(Exercise prompt): Write out the complete material exactly as it stands.

(Information supplied):
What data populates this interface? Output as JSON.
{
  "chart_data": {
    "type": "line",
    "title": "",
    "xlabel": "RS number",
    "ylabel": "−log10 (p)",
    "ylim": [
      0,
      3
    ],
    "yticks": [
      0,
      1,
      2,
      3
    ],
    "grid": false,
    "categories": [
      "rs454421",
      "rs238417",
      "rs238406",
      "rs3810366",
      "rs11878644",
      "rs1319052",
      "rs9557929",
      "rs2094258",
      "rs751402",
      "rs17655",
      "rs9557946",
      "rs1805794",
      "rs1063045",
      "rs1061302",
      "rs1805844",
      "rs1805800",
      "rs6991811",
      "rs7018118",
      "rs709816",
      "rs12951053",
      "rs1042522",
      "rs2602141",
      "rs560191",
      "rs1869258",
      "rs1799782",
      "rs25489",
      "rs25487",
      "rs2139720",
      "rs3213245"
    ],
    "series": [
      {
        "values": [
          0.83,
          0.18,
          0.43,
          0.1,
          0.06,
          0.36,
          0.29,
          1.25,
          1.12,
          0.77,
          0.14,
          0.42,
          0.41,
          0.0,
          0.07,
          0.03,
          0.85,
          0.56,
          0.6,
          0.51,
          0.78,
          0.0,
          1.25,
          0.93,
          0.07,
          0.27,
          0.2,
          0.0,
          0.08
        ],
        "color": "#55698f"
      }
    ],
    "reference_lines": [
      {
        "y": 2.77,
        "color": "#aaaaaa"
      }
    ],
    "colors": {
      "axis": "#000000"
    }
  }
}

(Correct output):
What data populates this interface? Output as JSON.
{
  "chart_data": {
    "type": "line",
    "title": "",
    "xlabel": "RS number",
    "ylabel": "−log10 (p)",
    "ylim": [
      0,
      3
    ],
    "yticks": [
      0,
      1,
      2,
      3
    ],
    "grid": false,
    "categories": [
      "rs454421",
      "rs238417",
      "rs238406",
      "rs3810366",
      "rs11878644",
      "rs1319052",
      "rs9557929",
      "rs2094258",
      "rs751402",
      "rs17655",
      "rs9557946",
      "rs1805794",
      "rs1063045",
      "rs1061302",
      "rs1805844",
      "rs1805800",
      "rs6991811",
      "rs7018118",
      "rs709816",
      "rs12951053",
      "rs1042522",
      "rs2602141",
      "rs560191",
      "rs1869258",
      "rs1799782",
      "rs25489",
      "rs25487",
      "rs2139720",
      "rs3213245"
    ],
    "series": [
      {
        "values": [
          0.83,
          0.18,
          0.43,
          0.1,
          0.06,
          0.36,
          0.29,
          1.25,
          1.12,
          0.77,
          0.14,
          0.42,
          0.41,
          0.0,
          0.07,
          0.03,
          0.85,
          0.56,
          0.6,
          0.51,
          0.78,
          0.0,
          1.25,
          0.93,
          0.07,
          0.27,
          0.2,
          0.0,
          0.08
        ],
        "color": "#55698f"
      }
    ],
    "reference_lines": [
      {
        "y": 2.77,
        "color": "#aaaaaa"
      }
    ],
    "colors": {
      "axis": "#000000"
    }
  }
}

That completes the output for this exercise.